*Problem requirements*
Pictures do not belong in your copy. Repeat all the other data exactly.

*Extracted data*
%%

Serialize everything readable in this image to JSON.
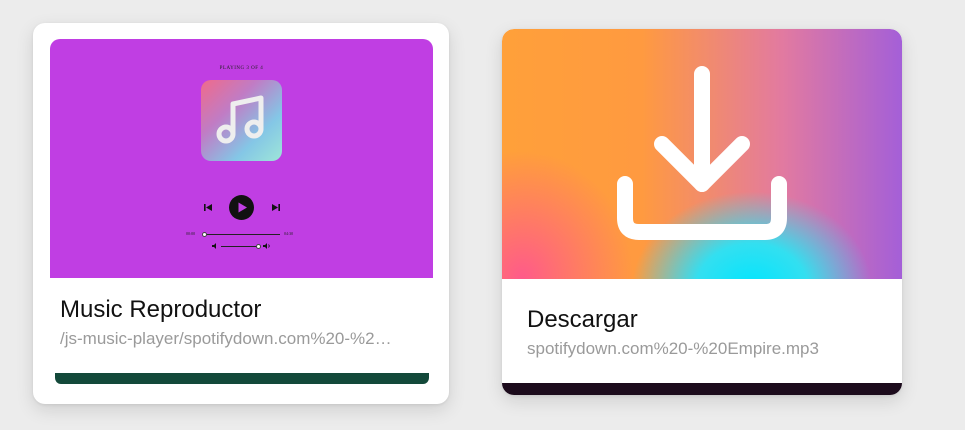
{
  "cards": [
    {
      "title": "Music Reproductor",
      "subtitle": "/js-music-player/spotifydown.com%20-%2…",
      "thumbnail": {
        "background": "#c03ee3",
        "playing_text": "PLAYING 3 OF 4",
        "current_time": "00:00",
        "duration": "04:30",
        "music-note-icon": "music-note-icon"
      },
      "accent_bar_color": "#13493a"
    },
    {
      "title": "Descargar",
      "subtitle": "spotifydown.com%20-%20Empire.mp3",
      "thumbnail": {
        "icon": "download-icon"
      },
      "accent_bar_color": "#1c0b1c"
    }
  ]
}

%%

*Output for this task*
Serialize everything readable in this image to JSON.
{
  "cards": [
    {
      "title": "Music Reproductor",
      "subtitle": "/js-music-player/spotifydown.com%20-%2…",
      "thumbnail": {
        "background": "#c03ee3",
        "playing_text": "PLAYING 3 OF 4",
        "current_time": "00:00",
        "duration": "04:30",
        "music-note-icon": "music-note-icon"
      },
      "accent_bar_color": "#13493a"
    },
    {
      "title": "Descargar",
      "subtitle": "spotifydown.com%20-%20Empire.mp3",
      "thumbnail": {
        "icon": "download-icon"
      },
      "accent_bar_color": "#1c0b1c"
    }
  ]
}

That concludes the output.